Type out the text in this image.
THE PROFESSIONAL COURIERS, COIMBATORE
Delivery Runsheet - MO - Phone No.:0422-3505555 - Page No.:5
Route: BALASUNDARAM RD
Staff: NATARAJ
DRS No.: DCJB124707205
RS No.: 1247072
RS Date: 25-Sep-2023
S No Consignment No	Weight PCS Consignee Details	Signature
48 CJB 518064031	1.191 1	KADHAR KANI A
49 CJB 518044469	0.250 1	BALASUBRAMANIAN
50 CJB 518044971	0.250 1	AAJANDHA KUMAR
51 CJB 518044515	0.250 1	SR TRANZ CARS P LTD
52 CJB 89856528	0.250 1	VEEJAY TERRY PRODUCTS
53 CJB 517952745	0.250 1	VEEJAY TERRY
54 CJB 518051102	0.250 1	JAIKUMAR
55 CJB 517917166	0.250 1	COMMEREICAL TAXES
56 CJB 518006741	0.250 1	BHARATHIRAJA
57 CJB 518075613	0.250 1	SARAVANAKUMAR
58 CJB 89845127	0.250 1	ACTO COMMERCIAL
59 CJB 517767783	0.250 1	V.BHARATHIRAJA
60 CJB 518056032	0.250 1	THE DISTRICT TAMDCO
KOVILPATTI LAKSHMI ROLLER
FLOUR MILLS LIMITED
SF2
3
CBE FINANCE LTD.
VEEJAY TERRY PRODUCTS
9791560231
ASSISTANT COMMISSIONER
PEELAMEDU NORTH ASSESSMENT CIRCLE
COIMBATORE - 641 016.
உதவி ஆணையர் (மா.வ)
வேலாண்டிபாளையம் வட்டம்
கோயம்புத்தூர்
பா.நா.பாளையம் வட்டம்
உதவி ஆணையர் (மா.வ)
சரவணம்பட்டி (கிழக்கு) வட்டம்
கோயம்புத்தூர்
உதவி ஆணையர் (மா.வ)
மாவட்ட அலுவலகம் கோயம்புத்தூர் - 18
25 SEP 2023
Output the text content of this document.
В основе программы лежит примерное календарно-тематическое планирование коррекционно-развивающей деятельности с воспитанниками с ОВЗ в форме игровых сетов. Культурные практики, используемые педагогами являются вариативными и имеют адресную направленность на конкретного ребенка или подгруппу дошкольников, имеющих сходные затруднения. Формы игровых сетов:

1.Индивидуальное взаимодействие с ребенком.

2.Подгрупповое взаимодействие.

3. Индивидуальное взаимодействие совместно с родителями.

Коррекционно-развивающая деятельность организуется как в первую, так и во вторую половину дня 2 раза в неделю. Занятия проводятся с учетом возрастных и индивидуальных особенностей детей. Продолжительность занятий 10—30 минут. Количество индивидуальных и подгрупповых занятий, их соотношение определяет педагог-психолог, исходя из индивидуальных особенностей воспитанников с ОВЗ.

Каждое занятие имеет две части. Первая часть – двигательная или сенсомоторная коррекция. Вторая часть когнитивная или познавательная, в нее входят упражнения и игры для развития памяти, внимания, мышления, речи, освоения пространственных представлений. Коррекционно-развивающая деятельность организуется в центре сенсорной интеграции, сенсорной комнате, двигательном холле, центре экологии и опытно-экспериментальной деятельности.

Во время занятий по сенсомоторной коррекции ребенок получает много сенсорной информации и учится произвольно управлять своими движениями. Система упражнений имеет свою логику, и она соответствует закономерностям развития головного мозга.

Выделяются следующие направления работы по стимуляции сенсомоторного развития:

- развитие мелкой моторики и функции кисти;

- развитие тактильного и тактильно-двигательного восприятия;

YOUR TASK: Write down every line of the data exactly as it appears above.

THE REPLY:
Type out the text in this image.
THE PROFESSIONAL COURIERS, COIMBATORE
Delivery Runsheet - MO - Phone No.:0422-3505555 - Page No.:5
Route: BALASUNDARAM RD
Staff: NATARAJ
DRS No.: DCJB124707205
RS No.: 1247072
RS Date: 25-Sep-2023
S No Consignment No	Weight PCS Consignee Details	Signature
48 CJB 518064031	1.191 1	KADHAR KANI A
49 CJB 518044469	0.250 1	BALASUBRAMANIAN
50 CJB 518044971	0.250 1	AAJANDHA KUMAR
51 CJB 518044515	0.250 1	SR TRANZ CARS P LTD
52 CJB 89856528	0.250 1	VEEJAY TERRY PRODUCTS
53 CJB 517952745	0.250 1	VEEJAY TERRY
54 CJB 518051102	0.250 1	JAIKUMAR
55 CJB 517917166	0.250 1	COMMEREICAL TAXES
56 CJB 518006741	0.250 1	BHARATHIRAJA
57 CJB 518075613	0.250 1	SARAVANAKUMAR
58 CJB 89845127	0.250 1	ACTO COMMERCIAL
59 CJB 517767783	0.250 1	V.BHARATHIRAJA
60 CJB 518056032	0.250 1	THE DISTRICT TAMDCO
KOVILPATTI LAKSHMI ROLLER
FLOUR MILLS LIMITED
SF2
3
CBE FINANCE LTD.
VEEJAY TERRY PRODUCTS
9791560231
ASSISTANT COMMISSIONER
PEELAMEDU NORTH ASSESSMENT CIRCLE
COIMBATORE - 641 016.
உதவி ஆணையர் (மா.வ)
வேலாண்டிபாளையம் வட்டம்
கோயம்புத்தூர்
பா.நா.பாளையம் வட்டம்
உதவி ஆணையர் (மா.வ)
சரவணம்பட்டி (கிழக்கு) வட்டம்
கோயம்புத்தூர்
உதவி ஆணையர் (மா.வ)
மாவட்ட அலுவலகம் கோயம்புத்தூர் - 18
25 SEP 2023
Output the text content of this document.
В основе программы лежит примерное календарно-тематическое планирование коррекционно-развивающей деятельности с воспитанниками с ОВЗ в форме игровых сетов. Культурные практики, используемые педагогами являются вариативными и имеют адресную направленность на конкретного ребенка или подгруппу дошкольников, имеющих сходные затруднения. Формы игровых сетов:

1.Индивидуальное взаимодействие с ребенком.

2.Подгрупповое взаимодействие.

3. Индивидуальное взаимодействие совместно с родителями.

Коррекционно-развивающая деятельность организуется как в первую, так и во вторую половину дня 2 раза в неделю. Занятия проводятся с учетом возрастных и индивидуальных особенностей детей. Продолжительность занятий 10—30 минут. Количество индивидуальных и подгрупповых занятий, их соотношение определяет педагог-психолог, исходя из индивидуальных особенностей воспитанников с ОВЗ.

Каждое занятие имеет две части. Первая часть – двигательная или сенсомоторная коррекция. Вторая часть когнитивная или познавательная, в нее входят упражнения и игры для развития памяти, внимания, мышления, речи, освоения пространственных представлений. Коррекционно-развивающая деятельность организуется в центре сенсорной интеграции, сенсорной комнате, двигательном холле, центре экологии и опытно-экспериментальной деятельности.

Во время занятий по сенсомоторной коррекции ребенок получает много сенсорной информации и учится произвольно управлять своими движениями. Система упражнений имеет свою логику, и она соответствует закономерностям развития головного мозга.

Выделяются следующие направления работы по стимуляции сенсомоторного развития:

- развитие мелкой моторики и функции кисти;

- развитие тактильного и тактильно-двигательного восприятия;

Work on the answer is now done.